─── RECORDS SHOWN ───

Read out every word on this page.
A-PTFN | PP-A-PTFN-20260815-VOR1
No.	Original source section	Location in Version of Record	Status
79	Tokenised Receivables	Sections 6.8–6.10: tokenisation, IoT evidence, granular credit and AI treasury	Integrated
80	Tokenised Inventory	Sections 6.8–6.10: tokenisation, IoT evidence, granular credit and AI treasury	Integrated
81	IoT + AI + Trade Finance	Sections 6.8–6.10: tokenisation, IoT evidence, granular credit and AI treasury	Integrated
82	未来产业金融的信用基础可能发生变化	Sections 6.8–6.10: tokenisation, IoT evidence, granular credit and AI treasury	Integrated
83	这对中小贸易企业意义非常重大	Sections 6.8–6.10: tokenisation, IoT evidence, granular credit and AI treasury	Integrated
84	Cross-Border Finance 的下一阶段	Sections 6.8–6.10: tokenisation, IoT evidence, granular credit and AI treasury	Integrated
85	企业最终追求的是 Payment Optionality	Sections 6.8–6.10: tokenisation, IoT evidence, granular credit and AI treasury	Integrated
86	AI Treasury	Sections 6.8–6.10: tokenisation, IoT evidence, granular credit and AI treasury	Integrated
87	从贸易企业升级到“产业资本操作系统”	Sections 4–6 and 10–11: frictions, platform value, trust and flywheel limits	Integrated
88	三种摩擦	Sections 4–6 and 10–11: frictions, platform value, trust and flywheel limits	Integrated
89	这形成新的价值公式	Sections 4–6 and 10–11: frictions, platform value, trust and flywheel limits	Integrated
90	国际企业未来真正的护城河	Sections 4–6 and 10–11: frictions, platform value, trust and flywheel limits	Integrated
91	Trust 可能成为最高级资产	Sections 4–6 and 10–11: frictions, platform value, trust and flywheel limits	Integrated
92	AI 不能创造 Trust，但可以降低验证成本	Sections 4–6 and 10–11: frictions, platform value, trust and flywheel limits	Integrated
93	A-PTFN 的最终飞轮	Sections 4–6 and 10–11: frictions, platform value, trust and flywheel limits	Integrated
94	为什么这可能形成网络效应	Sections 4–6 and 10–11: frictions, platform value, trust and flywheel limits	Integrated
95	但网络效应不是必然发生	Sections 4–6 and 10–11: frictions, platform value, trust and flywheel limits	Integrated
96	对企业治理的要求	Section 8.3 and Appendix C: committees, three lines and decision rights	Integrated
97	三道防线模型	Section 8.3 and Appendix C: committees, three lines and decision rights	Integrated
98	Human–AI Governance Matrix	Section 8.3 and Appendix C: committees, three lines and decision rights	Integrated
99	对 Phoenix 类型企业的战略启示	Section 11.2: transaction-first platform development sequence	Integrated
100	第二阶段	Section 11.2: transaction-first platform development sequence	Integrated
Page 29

───

Using the data above, output each line exactly.

Read out every word on this page.
A-PTFN | PP-A-PTFN-20260815-VOR1
No.	Original source section	Location in Version of Record	Status
79	Tokenised Receivables	Sections 6.8–6.10: tokenisation, IoT evidence, granular credit and AI treasury	Integrated
80	Tokenised Inventory	Sections 6.8–6.10: tokenisation, IoT evidence, granular credit and AI treasury	Integrated
81	IoT + AI + Trade Finance	Sections 6.8–6.10: tokenisation, IoT evidence, granular credit and AI treasury	Integrated
82	未来产业金融的信用基础可能发生变化	Sections 6.8–6.10: tokenisation, IoT evidence, granular credit and AI treasury	Integrated
83	这对中小贸易企业意义非常重大	Sections 6.8–6.10: tokenisation, IoT evidence, granular credit and AI treasury	Integrated
84	Cross-Border Finance 的下一阶段	Sections 6.8–6.10: tokenisation, IoT evidence, granular credit and AI treasury	Integrated
85	企业最终追求的是 Payment Optionality	Sections 6.8–6.10: tokenisation, IoT evidence, granular credit and AI treasury	Integrated
86	AI Treasury	Sections 6.8–6.10: tokenisation, IoT evidence, granular credit and AI treasury	Integrated
87	从贸易企业升级到“产业资本操作系统”	Sections 4–6 and 10–11: frictions, platform value, trust and flywheel limits	Integrated
88	三种摩擦	Sections 4–6 and 10–11: frictions, platform value, trust and flywheel limits	Integrated
89	这形成新的价值公式	Sections 4–6 and 10–11: frictions, platform value, trust and flywheel limits	Integrated
90	国际企业未来真正的护城河	Sections 4–6 and 10–11: frictions, platform value, trust and flywheel limits	Integrated
91	Trust 可能成为最高级资产	Sections 4–6 and 10–11: frictions, platform value, trust and flywheel limits	Integrated
92	AI 不能创造 Trust，但可以降低验证成本	Sections 4–6 and 10–11: frictions, platform value, trust and flywheel limits	Integrated
93	A-PTFN 的最终飞轮	Sections 4–6 and 10–11: frictions, platform value, trust and flywheel limits	Integrated
94	为什么这可能形成网络效应	Sections 4–6 and 10–11: frictions, platform value, trust and flywheel limits	Integrated
95	但网络效应不是必然发生	Sections 4–6 and 10–11: frictions, platform value, trust and flywheel limits	Integrated
96	对企业治理的要求	Section 8.3 and Appendix C: committees, three lines and decision rights	Integrated
97	三道防线模型	Section 8.3 and Appendix C: committees, three lines and decision rights	Integrated
98	Human–AI Governance Matrix	Section 8.3 and Appendix C: committees, three lines and decision rights	Integrated
99	对 Phoenix 类型企业的战略启示	Section 11.2: transaction-first platform development sequence	Integrated
100	第二阶段	Section 11.2: transaction-first platform development sequence	Integrated
Page 29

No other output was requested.